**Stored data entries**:
=-=-=

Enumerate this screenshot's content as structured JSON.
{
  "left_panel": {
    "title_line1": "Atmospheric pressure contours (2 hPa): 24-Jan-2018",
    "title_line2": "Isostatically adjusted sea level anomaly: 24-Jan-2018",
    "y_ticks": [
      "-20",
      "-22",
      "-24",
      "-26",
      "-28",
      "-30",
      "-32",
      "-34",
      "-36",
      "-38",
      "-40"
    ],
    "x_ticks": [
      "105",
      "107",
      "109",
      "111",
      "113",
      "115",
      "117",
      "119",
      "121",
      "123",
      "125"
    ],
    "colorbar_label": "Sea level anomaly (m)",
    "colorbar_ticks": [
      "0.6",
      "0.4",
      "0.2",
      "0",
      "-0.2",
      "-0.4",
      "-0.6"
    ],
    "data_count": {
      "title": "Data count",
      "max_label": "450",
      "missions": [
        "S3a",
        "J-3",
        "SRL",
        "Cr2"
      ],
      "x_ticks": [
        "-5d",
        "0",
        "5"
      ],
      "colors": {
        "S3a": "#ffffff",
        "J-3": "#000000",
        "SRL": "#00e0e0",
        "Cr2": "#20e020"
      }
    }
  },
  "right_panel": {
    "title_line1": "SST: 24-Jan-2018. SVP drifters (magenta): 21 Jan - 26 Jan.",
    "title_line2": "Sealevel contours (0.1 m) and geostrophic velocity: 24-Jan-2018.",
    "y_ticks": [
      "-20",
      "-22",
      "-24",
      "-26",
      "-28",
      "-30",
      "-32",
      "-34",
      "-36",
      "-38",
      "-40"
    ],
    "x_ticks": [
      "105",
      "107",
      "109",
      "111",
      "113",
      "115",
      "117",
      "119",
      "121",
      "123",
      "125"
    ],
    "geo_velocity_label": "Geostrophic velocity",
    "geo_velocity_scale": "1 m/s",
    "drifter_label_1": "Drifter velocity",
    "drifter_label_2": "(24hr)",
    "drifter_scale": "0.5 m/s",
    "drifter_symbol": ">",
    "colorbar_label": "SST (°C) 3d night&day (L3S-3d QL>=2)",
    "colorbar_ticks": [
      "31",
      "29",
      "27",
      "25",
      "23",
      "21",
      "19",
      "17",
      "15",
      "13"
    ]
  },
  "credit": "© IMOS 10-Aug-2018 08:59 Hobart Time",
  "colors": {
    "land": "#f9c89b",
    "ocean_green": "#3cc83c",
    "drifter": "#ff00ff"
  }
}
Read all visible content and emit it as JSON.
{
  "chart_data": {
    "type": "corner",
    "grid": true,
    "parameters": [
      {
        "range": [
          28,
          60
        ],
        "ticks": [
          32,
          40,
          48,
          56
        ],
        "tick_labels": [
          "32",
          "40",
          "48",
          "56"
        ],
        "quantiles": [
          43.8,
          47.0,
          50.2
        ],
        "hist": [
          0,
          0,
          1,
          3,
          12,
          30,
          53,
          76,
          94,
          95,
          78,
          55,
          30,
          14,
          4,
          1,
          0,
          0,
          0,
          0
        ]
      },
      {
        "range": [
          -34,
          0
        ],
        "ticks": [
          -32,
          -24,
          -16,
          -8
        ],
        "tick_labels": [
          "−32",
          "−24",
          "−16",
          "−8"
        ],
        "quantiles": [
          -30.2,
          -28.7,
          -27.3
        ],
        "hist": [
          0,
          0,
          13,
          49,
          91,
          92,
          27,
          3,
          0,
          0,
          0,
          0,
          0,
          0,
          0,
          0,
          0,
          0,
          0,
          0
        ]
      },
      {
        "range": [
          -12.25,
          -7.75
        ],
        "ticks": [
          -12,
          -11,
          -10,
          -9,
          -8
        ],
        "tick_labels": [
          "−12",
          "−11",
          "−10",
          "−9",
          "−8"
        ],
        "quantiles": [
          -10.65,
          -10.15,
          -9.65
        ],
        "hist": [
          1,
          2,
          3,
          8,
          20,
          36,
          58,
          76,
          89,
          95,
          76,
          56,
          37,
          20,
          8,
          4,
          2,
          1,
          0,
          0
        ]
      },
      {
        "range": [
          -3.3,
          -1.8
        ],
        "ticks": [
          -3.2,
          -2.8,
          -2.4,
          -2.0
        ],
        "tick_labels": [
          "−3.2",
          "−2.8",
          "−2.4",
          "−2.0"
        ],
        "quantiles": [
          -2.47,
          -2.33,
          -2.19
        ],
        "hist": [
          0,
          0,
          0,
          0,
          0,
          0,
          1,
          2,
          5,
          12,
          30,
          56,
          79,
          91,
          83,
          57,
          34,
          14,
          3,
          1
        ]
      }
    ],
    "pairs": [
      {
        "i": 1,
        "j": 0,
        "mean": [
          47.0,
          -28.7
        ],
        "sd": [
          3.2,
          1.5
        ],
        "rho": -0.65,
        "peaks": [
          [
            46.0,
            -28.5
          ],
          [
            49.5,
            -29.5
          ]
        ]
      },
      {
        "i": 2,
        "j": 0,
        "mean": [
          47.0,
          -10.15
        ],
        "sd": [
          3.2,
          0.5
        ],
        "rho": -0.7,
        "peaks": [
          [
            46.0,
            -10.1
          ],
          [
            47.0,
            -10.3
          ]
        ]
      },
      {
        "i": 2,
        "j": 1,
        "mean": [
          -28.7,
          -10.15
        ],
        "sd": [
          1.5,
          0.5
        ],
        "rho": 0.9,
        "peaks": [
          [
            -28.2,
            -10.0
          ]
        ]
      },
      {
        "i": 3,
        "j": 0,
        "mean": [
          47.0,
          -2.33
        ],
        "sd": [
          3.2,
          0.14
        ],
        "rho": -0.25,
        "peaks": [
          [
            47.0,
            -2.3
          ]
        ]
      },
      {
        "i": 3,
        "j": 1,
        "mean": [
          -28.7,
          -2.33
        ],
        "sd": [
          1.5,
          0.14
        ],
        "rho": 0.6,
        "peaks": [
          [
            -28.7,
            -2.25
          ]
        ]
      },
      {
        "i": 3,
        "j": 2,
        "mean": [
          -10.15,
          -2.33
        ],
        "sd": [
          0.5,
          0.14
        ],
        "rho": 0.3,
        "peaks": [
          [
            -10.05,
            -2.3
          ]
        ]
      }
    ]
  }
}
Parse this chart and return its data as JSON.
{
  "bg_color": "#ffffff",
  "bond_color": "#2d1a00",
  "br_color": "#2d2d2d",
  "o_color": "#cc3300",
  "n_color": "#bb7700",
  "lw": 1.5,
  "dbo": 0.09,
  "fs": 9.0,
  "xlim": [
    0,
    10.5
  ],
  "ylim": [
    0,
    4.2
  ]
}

=-=-=

**Exercise**: Quote exactly and only the lines from the one holding "Parse this chart and return its data as JSON." through the end of the data.

**Task output**:
Parse this chart and return its data as JSON.
{
  "bg_color": "#ffffff",
  "bond_color": "#2d1a00",
  "br_color": "#2d2d2d",
  "o_color": "#cc3300",
  "n_color": "#bb7700",
  "lw": 1.5,
  "dbo": 0.09,
  "fs": 9.0,
  "xlim": [
    0,
    10.5
  ],
  "ylim": [
    0,
    4.2
  ]
}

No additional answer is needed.